- [Given problem]: Reproduce all records exactly.

- [The records]:
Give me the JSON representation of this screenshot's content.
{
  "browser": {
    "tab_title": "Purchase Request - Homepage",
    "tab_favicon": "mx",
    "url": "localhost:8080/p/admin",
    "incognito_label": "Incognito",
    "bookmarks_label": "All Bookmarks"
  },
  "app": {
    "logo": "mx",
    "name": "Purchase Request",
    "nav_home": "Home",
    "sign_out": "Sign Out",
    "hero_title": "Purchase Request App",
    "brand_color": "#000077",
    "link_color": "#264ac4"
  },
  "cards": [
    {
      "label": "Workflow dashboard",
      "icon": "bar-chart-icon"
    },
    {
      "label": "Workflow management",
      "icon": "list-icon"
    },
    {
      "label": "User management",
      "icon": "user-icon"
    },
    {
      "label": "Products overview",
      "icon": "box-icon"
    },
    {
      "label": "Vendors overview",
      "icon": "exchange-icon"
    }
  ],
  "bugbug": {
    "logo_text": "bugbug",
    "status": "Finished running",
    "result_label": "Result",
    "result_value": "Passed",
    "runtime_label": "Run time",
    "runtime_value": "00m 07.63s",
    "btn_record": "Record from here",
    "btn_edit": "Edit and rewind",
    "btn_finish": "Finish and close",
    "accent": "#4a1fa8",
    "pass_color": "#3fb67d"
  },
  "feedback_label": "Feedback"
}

- [Answer below]:
Give me the JSON representation of this screenshot's content.
{
  "browser": {
    "tab_title": "Purchase Request - Homepage",
    "tab_favicon": "mx",
    "url": "localhost:8080/p/admin",
    "incognito_label": "Incognito",
    "bookmarks_label": "All Bookmarks"
  },
  "app": {
    "logo": "mx",
    "name": "Purchase Request",
    "nav_home": "Home",
    "sign_out": "Sign Out",
    "hero_title": "Purchase Request App",
    "brand_color": "#000077",
    "link_color": "#264ac4"
  },
  "cards": [
    {
      "label": "Workflow dashboard",
      "icon": "bar-chart-icon"
    },
    {
      "label": "Workflow management",
      "icon": "list-icon"
    },
    {
      "label": "User management",
      "icon": "user-icon"
    },
    {
      "label": "Products overview",
      "icon": "box-icon"
    },
    {
      "label": "Vendors overview",
      "icon": "exchange-icon"
    }
  ],
  "bugbug": {
    "logo_text": "bugbug",
    "status": "Finished running",
    "result_label": "Result",
    "result_value": "Passed",
    "runtime_label": "Run time",
    "runtime_value": "00m 07.63s",
    "btn_record": "Record from here",
    "btn_edit": "Edit and rewind",
    "btn_finish": "Finish and close",
    "accent": "#4a1fa8",
    "pass_color": "#3fb67d"
  },
  "feedback_label": "Feedback"
}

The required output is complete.